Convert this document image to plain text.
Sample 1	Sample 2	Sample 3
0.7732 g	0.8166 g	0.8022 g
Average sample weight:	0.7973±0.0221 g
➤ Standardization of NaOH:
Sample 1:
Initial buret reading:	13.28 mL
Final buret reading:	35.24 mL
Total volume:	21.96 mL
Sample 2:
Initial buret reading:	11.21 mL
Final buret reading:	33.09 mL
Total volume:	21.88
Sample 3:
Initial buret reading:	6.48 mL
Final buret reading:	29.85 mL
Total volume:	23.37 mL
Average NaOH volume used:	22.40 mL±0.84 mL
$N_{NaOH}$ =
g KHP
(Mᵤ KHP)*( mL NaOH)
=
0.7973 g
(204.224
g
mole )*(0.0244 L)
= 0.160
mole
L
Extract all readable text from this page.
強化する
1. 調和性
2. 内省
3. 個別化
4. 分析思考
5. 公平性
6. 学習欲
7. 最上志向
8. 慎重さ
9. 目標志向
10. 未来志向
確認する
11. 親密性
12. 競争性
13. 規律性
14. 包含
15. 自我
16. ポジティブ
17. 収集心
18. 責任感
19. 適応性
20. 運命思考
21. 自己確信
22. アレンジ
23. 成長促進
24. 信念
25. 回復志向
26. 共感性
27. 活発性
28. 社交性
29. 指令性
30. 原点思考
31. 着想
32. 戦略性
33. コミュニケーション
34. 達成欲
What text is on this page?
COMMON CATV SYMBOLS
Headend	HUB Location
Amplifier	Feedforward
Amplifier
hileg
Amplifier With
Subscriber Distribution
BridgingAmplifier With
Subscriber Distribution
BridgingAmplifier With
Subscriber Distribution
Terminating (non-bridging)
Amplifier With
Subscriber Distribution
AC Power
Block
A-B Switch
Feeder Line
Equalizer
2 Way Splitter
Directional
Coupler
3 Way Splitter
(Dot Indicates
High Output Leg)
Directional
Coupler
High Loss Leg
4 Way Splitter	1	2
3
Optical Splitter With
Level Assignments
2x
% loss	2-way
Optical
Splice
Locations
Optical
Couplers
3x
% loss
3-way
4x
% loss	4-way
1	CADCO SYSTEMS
####################
### Your task:
Each line must be given again exactly as written above.

### Full output:
Convert this document image to plain text.
Sample 1	Sample 2	Sample 3
0.7732 g	0.8166 g	0.8022 g
Average sample weight:	0.7973±0.0221 g
➤ Standardization of NaOH:
Sample 1:
Initial buret reading:	13.28 mL
Final buret reading:	35.24 mL
Total volume:	21.96 mL
Sample 2:
Initial buret reading:	11.21 mL
Final buret reading:	33.09 mL
Total volume:	21.88
Sample 3:
Initial buret reading:	6.48 mL
Final buret reading:	29.85 mL
Total volume:	23.37 mL
Average NaOH volume used:	22.40 mL±0.84 mL
$N_{NaOH}$ =
g KHP
(Mᵤ KHP)*( mL NaOH)
=
0.7973 g
(204.224
g
mole )*(0.0244 L)
= 0.160
mole
L
Extract all readable text from this page.
強化する
1. 調和性
2. 内省
3. 個別化
4. 分析思考
5. 公平性
6. 学習欲
7. 最上志向
8. 慎重さ
9. 目標志向
10. 未来志向
確認する
11. 親密性
12. 競争性
13. 規律性
14. 包含
15. 自我
16. ポジティブ
17. 収集心
18. 責任感
19. 適応性
20. 運命思考
21. 自己確信
22. アレンジ
23. 成長促進
24. 信念
25. 回復志向
26. 共感性
27. 活発性
28. 社交性
29. 指令性
30. 原点思考
31. 着想
32. 戦略性
33. コミュニケーション
34. 達成欲
What text is on this page?
COMMON CATV SYMBOLS
Headend	HUB Location
Amplifier	Feedforward
Amplifier
hileg
Amplifier With
Subscriber Distribution
BridgingAmplifier With
Subscriber Distribution
BridgingAmplifier With
Subscriber Distribution
Terminating (non-bridging)
Amplifier With
Subscriber Distribution
AC Power
Block
A-B Switch
Feeder Line
Equalizer
2 Way Splitter
Directional
Coupler
3 Way Splitter
(Dot Indicates
High Output Leg)
Directional
Coupler
High Loss Leg
4 Way Splitter	1	2
3
Optical Splitter With
Level Assignments
2x
% loss	2-way
Optical
Splice
Locations
Optical
Couplers
3x
% loss
3-way
4x
% loss	4-way
1	CADCO SYSTEMS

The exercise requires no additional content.